* **STATED TASK**
Show each line of the data below that has the string "Earth" in it.

Dataset excerpts
>> begin

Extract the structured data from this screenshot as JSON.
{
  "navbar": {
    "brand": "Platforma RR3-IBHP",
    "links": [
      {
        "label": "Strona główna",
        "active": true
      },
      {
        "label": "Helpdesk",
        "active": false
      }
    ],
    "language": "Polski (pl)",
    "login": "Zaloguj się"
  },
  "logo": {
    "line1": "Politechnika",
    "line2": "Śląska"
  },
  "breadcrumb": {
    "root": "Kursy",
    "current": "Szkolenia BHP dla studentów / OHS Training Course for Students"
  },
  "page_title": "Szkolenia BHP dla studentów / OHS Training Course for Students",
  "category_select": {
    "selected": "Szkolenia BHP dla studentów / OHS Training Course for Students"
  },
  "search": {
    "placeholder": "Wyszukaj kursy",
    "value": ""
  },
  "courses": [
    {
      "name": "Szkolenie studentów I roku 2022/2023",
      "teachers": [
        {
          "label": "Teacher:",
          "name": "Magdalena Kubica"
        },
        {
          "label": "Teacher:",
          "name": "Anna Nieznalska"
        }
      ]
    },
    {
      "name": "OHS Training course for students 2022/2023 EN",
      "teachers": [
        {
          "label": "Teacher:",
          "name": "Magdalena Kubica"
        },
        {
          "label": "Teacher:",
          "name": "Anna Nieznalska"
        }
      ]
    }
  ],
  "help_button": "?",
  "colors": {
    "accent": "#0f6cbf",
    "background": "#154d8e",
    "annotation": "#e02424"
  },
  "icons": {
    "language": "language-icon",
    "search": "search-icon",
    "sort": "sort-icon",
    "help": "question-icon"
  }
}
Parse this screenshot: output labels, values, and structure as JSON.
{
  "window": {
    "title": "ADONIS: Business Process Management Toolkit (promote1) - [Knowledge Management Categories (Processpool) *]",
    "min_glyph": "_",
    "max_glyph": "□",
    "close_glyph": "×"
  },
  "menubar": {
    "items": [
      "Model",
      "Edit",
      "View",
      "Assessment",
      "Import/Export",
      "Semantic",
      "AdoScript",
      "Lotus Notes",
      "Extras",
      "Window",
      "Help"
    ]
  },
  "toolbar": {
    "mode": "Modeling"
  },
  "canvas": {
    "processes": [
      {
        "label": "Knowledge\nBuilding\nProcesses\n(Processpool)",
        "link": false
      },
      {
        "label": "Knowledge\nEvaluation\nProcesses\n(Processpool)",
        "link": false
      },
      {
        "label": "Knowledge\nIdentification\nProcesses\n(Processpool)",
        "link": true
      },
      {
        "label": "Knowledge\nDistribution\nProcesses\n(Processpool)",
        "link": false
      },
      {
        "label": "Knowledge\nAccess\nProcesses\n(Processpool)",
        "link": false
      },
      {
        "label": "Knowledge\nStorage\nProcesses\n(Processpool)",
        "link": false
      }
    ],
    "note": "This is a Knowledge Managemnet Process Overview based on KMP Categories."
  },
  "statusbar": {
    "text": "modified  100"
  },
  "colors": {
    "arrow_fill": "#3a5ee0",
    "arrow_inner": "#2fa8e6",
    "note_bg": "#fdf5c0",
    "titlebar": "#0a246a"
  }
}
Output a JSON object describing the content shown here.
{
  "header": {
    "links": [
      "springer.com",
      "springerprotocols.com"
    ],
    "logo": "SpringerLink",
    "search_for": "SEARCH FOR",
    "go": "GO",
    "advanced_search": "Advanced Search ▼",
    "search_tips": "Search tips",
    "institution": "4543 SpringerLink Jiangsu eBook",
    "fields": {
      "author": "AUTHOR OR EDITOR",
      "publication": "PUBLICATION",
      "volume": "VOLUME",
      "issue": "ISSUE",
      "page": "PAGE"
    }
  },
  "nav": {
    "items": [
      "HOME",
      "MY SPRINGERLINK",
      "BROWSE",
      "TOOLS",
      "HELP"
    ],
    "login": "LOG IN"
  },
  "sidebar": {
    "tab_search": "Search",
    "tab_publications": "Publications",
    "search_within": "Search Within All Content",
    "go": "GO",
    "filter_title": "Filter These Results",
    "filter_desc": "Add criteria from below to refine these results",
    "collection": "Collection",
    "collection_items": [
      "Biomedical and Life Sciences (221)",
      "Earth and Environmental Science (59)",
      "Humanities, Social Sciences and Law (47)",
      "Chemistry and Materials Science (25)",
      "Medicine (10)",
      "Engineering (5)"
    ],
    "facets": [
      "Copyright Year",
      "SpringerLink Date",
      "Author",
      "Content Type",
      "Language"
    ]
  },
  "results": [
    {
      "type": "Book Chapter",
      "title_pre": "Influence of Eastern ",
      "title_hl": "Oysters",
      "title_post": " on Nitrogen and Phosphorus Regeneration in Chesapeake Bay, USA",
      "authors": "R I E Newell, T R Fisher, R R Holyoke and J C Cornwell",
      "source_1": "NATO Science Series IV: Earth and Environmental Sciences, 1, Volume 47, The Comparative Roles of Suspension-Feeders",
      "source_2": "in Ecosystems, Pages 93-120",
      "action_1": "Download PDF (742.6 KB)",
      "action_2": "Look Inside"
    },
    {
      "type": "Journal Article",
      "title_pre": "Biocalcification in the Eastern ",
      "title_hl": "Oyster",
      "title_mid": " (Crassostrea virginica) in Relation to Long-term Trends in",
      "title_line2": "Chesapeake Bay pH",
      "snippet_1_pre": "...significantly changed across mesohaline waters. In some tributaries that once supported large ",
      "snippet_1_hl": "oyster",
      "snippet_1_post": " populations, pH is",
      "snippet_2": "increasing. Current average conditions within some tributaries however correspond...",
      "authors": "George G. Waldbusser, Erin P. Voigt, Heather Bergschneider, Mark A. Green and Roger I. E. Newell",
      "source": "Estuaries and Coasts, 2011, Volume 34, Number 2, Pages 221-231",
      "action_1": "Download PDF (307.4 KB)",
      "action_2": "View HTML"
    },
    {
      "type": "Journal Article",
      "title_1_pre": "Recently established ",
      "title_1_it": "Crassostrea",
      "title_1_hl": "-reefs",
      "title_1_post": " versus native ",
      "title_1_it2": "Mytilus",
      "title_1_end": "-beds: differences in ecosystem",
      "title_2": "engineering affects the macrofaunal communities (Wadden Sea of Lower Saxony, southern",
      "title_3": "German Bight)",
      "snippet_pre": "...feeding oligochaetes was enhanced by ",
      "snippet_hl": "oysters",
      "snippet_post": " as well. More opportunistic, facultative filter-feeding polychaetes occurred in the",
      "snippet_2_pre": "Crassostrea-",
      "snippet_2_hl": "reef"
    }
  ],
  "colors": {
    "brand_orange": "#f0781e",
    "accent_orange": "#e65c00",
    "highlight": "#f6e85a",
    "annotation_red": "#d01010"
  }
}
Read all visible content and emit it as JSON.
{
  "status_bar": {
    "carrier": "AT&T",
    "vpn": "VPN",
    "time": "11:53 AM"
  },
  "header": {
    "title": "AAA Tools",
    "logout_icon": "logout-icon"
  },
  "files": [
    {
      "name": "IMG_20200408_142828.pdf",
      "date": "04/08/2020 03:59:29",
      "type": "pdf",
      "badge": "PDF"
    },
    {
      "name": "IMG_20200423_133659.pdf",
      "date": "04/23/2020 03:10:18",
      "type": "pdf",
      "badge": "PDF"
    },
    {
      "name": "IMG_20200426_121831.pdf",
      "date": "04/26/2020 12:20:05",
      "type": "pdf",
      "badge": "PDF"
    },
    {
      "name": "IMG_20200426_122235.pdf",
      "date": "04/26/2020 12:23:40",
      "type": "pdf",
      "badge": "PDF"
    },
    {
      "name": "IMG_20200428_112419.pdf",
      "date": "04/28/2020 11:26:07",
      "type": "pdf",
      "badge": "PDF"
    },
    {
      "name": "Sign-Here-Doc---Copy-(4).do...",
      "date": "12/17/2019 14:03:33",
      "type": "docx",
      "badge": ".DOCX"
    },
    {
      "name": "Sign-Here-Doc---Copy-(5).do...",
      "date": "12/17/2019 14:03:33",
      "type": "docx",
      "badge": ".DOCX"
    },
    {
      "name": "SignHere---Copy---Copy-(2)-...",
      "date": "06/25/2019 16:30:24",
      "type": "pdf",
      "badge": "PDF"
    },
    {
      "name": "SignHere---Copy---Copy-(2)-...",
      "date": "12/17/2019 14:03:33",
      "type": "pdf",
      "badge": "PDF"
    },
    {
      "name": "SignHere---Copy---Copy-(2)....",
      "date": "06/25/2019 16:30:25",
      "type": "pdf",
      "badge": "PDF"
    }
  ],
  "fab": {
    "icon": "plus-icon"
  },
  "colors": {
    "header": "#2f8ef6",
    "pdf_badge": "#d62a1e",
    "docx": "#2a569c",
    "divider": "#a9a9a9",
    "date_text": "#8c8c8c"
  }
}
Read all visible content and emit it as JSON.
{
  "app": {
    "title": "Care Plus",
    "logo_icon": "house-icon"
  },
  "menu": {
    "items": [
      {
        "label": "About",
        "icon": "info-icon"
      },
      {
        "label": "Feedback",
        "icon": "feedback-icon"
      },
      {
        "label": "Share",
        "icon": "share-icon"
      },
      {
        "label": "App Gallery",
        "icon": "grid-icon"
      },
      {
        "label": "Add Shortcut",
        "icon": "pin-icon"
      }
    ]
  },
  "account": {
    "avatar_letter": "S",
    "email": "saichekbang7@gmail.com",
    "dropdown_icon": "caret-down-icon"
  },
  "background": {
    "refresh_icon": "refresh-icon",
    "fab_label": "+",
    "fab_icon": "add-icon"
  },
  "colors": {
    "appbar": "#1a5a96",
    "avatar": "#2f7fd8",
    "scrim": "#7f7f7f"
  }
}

>> end

* **WORKED SOLUTION**
      "Earth and Environmental Science (59)",
      "source_1": "NATO Science Series IV: Earth and Environmental Sciences, 1, Volume 47, The Comparative Roles of Suspension-Feeders",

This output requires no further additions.